* begin *

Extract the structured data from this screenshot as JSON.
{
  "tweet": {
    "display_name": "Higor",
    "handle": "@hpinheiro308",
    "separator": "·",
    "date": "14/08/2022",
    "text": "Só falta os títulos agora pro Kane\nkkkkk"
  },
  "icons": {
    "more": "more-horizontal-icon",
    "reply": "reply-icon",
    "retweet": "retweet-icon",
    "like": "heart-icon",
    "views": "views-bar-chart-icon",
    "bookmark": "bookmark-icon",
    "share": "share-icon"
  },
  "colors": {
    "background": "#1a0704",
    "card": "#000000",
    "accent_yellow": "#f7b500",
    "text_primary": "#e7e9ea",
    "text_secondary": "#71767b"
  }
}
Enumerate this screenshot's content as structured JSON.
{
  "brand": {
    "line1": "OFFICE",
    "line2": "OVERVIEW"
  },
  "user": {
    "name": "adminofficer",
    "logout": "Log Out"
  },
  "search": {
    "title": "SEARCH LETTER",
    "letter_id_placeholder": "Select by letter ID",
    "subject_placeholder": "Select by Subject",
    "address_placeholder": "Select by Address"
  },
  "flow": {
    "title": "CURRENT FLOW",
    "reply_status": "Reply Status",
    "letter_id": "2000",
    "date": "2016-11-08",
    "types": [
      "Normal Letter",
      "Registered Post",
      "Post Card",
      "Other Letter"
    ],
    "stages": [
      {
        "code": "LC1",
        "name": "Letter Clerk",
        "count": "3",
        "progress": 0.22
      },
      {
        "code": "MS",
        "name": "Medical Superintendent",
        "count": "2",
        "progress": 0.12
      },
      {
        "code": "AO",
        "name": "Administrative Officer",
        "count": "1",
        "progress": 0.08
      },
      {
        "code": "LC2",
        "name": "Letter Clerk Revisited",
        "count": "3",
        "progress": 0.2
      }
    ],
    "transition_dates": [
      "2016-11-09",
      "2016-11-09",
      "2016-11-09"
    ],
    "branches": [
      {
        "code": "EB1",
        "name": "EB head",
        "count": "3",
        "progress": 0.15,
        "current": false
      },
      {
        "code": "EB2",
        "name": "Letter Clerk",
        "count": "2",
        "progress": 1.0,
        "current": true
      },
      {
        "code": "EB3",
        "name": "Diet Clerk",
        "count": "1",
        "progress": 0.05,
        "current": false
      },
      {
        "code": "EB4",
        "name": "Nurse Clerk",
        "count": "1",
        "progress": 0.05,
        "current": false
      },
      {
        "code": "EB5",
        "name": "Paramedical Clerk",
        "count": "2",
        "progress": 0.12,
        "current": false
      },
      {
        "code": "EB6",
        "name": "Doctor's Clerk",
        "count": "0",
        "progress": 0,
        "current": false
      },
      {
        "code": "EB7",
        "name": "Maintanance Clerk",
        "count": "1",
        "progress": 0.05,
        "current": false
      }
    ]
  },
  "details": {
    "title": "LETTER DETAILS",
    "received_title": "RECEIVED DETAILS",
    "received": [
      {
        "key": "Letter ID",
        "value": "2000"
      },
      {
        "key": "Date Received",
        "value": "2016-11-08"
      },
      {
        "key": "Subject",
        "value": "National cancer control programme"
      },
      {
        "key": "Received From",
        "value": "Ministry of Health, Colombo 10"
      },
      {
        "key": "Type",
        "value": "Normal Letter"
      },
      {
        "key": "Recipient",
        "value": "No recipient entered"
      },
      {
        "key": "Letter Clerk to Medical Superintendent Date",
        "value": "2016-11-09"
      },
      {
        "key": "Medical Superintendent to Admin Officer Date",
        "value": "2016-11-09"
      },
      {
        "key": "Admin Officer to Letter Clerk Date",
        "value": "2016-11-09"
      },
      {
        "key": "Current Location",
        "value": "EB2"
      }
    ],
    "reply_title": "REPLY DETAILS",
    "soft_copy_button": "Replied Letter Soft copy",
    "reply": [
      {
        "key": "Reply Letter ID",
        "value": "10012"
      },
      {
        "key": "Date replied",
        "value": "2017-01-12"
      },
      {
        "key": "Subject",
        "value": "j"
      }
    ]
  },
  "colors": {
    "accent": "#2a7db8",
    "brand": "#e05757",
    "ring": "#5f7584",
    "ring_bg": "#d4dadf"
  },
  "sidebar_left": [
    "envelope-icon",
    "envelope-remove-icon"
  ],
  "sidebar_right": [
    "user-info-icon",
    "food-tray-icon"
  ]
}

* end *

◆ **What you should do**: Give the count of lines in the listing that hold the word "envelope", with no other text.

◆ **Answer for the task**: 2